GOAL OF THE EXERCISE =
Reproduce the records that follow in full, excluding any picture they contain.

GIVEN INFORMATION =
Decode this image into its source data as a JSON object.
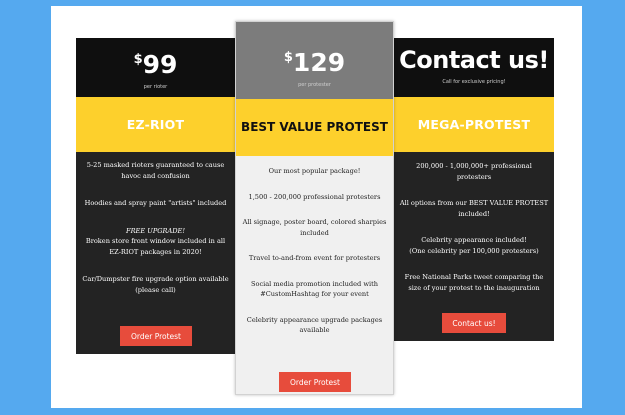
{
  "plans": [
    {
      "price_symbol": "$",
      "price_value": "99",
      "subtitle": "per rioter",
      "name": "EZ-RIOT",
      "features": [
        "5-25 masked rioters guaranteed to cause havoc and confusion",
        "Hoodies and spray paint \"artists\" included",
        "FREE UPGRADE!",
        "Broken store front window included in all EZ-RIOT packages in 2020!",
        "Car/Dumpster fire upgrade option available (please call)"
      ],
      "button_label": "Order Protest"
    },
    {
      "price_symbol": "$",
      "price_value": "129",
      "subtitle": "per protester",
      "name": "BEST VALUE PROTEST",
      "features": [
        "Our most popular package!",
        "1,500 - 200,000 professional protesters",
        "All signage, poster board, colored sharpies included",
        "Travel to-and-from event for protesters",
        "Social media promotion included with #CustomHashtag for your event",
        "Celebrity appearance upgrade packages available"
      ],
      "button_label": "Order Protest"
    },
    {
      "price_text": "Contact us!",
      "subtitle": "Call for exclusive pricing!",
      "name": "MEGA-PROTEST",
      "features": [
        "200,000 - 1,000,000+ professional protesters",
        "All options from our BEST VALUE PROTEST included!",
        "Celebrity appearance included!",
        "(One celebrity per 100,000 protesters)",
        "Free National Parks tweet comparing the size of your protest to the inauguration"
      ],
      "button_label": "Contact us!"
    }
  ],
  "colors": {
    "page_background": "#55a9ef",
    "accent_band": "#fdd02c",
    "button": "#e74c3c",
    "card_dark": "#232323",
    "card_featured": "#f0f0f0",
    "featured_header": "#7c7c7c"
  }
}
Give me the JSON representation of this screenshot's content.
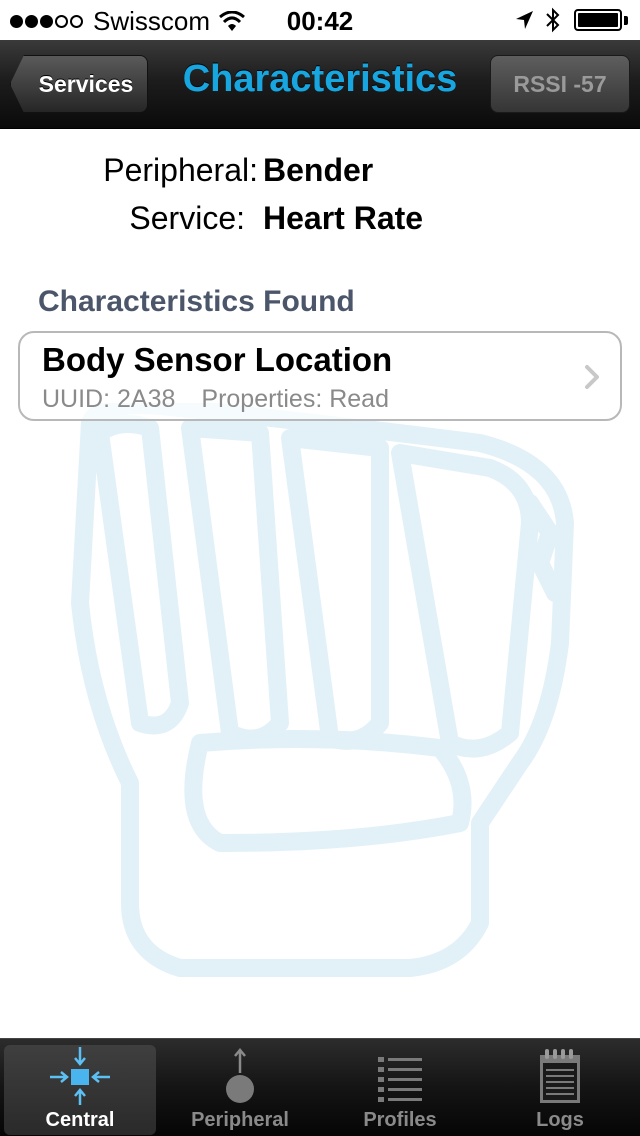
{
  "status_bar": {
    "carrier": "Swisscom",
    "time": "00:42",
    "signal_bars": 3,
    "signal_total": 5,
    "battery_level": 1.0
  },
  "nav": {
    "back_label": "Services",
    "title": "Characteristics",
    "rssi_label": "RSSI -57",
    "title_color": "#18a6e0"
  },
  "info": {
    "peripheral_label": "Peripheral:",
    "peripheral_value": "Bender",
    "service_label": "Service:",
    "service_value": "Heart Rate"
  },
  "section": {
    "title": "Characteristics Found"
  },
  "characteristics": [
    {
      "name": "Body Sensor Location",
      "uuid": "UUID: 2A38",
      "properties": "Properties: Read"
    }
  ],
  "tabs": [
    {
      "label": "Central",
      "icon": "central-icon",
      "selected": true
    },
    {
      "label": "Peripheral",
      "icon": "peripheral-icon",
      "selected": false
    },
    {
      "label": "Profiles",
      "icon": "profiles-list-icon",
      "selected": false
    },
    {
      "label": "Logs",
      "icon": "logs-notepad-icon",
      "selected": false
    }
  ]
}
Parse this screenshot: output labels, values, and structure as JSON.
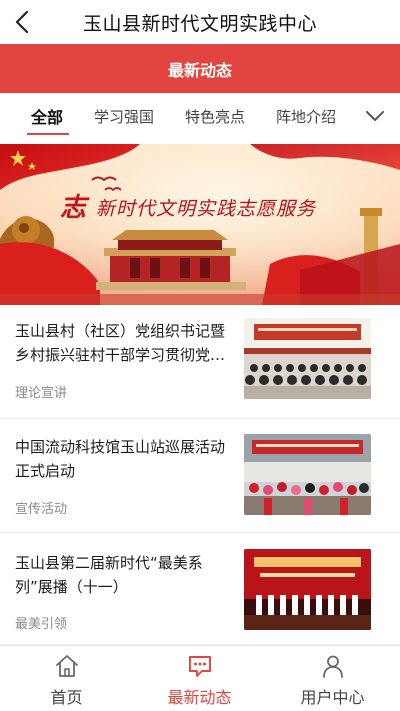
{
  "header": {
    "title": "玉山县新时代文明实践中心",
    "back_icon": "chevron-left-icon"
  },
  "section": {
    "title": "最新动态"
  },
  "tabs": [
    {
      "label": "全部",
      "active": true
    },
    {
      "label": "学习强国",
      "active": false
    },
    {
      "label": "特色亮点",
      "active": false
    },
    {
      "label": "阵地介绍",
      "active": false
    }
  ],
  "tabs_more_icon": "chevron-down-icon",
  "banner": {
    "title": "新时代文明实践志愿服务",
    "emblem_text": "志"
  },
  "news": [
    {
      "headline": "玉山县村（社区）党组织书记暨乡村振兴驻村干部学习贯彻党的二十大精神专题培训班",
      "category": "理论宣讲"
    },
    {
      "headline": "中国流动科技馆玉山站巡展活动正式启动",
      "category": "宣传活动"
    },
    {
      "headline": "玉山县第二届新时代“最美系列”展播（十一）",
      "category": "最美引领"
    }
  ],
  "bottom_nav": [
    {
      "label": "首页",
      "icon": "home-icon",
      "active": false
    },
    {
      "label": "最新动态",
      "icon": "message-icon",
      "active": true
    },
    {
      "label": "用户中心",
      "icon": "user-icon",
      "active": false
    }
  ],
  "colors": {
    "accent": "#e2443f",
    "text": "#1c1c1c",
    "muted": "#8a8a8a"
  }
}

ANSWER TO THE TASK =
Decode this image into its source data as a JSON object.
{
  "plans": [
    {
      "price_symbol": "$",
      "price_value": "99",
      "subtitle": "per rioter",
      "name": "EZ-RIOT",
      "features": [
        "5-25 masked rioters guaranteed to cause havoc and confusion",
        "Hoodies and spray paint \"artists\" included",
        "FREE UPGRADE!",
        "Broken store front window included in all EZ-RIOT packages in 2020!",
        "Car/Dumpster fire upgrade option available (please call)"
      ],
      "button_label": "Order Protest"
    },
    {
      "price_symbol": "$",
      "price_value": "129",
      "subtitle": "per protester",
      "name": "BEST VALUE PROTEST",
      "features": [
        "Our most popular package!",
        "1,500 - 200,000 professional protesters",
        "All signage, poster board, colored sharpies included",
        "Travel to-and-from event for protesters",
        "Social media promotion included with #CustomHashtag for your event",
        "Celebrity appearance upgrade packages available"
      ],
      "button_label": "Order Protest"
    },
    {
      "price_text": "Contact us!",
      "subtitle": "Call for exclusive pricing!",
      "name": "MEGA-PROTEST",
      "features": [
        "200,000 - 1,000,000+ professional protesters",
        "All options from our BEST VALUE PROTEST included!",
        "Celebrity appearance included!",
        "(One celebrity per 100,000 protesters)",
        "Free National Parks tweet comparing the size of your protest to the inauguration"
      ],
      "button_label": "Contact us!"
    }
  ],
  "colors": {
    "page_background": "#55a9ef",
    "accent_band": "#fdd02c",
    "button": "#e74c3c",
    "card_dark": "#232323",
    "card_featured": "#f0f0f0",
    "featured_header": "#7c7c7c"
  }
}
Give me the JSON representation of this screenshot's content.
{
  "status_bar": {
    "carrier": "Swisscom",
    "time": "00:42",
    "signal_bars": 3,
    "signal_total": 5,
    "battery_level": 1.0
  },
  "nav": {
    "back_label": "Services",
    "title": "Characteristics",
    "rssi_label": "RSSI -57",
    "title_color": "#18a6e0"
  },
  "info": {
    "peripheral_label": "Peripheral:",
    "peripheral_value": "Bender",
    "service_label": "Service:",
    "service_value": "Heart Rate"
  },
  "section": {
    "title": "Characteristics Found"
  },
  "characteristics": [
    {
      "name": "Body Sensor Location",
      "uuid": "UUID: 2A38",
      "properties": "Properties: Read"
    }
  ],
  "tabs": [
    {
      "label": "Central",
      "icon": "central-icon",
      "selected": true
    },
    {
      "label": "Peripheral",
      "icon": "peripheral-icon",
      "selected": false
    },
    {
      "label": "Profiles",
      "icon": "profiles-list-icon",
      "selected": false
    },
    {
      "label": "Logs",
      "icon": "logs-notepad-icon",
      "selected": false
    }
  ]
}
Parse this screenshot: output labels, values, and structure as JSON.
{
  "header": {
    "title": "玉山县新时代文明实践中心",
    "back_icon": "chevron-left-icon"
  },
  "section": {
    "title": "最新动态"
  },
  "tabs": [
    {
      "label": "全部",
      "active": true
    },
    {
      "label": "学习强国",
      "active": false
    },
    {
      "label": "特色亮点",
      "active": false
    },
    {
      "label": "阵地介绍",
      "active": false
    }
  ],
  "tabs_more_icon": "chevron-down-icon",
  "banner": {
    "title": "新时代文明实践志愿服务",
    "emblem_text": "志"
  },
  "news": [
    {
      "headline": "玉山县村（社区）党组织书记暨乡村振兴驻村干部学习贯彻党的二十大精神专题培训班",
      "category": "理论宣讲"
    },
    {
      "headline": "中国流动科技馆玉山站巡展活动正式启动",
      "category": "宣传活动"
    },
    {
      "headline": "玉山县第二届新时代“最美系列”展播（十一）",
      "category": "最美引领"
    }
  ],
  "bottom_nav": [
    {
      "label": "首页",
      "icon": "home-icon",
      "active": false
    },
    {
      "label": "最新动态",
      "icon": "message-icon",
      "active": true
    },
    {
      "label": "用户中心",
      "icon": "user-icon",
      "active": false
    }
  ],
  "colors": {
    "accent": "#e2443f",
    "text": "#1c1c1c",
    "muted": "#8a8a8a"
  }
}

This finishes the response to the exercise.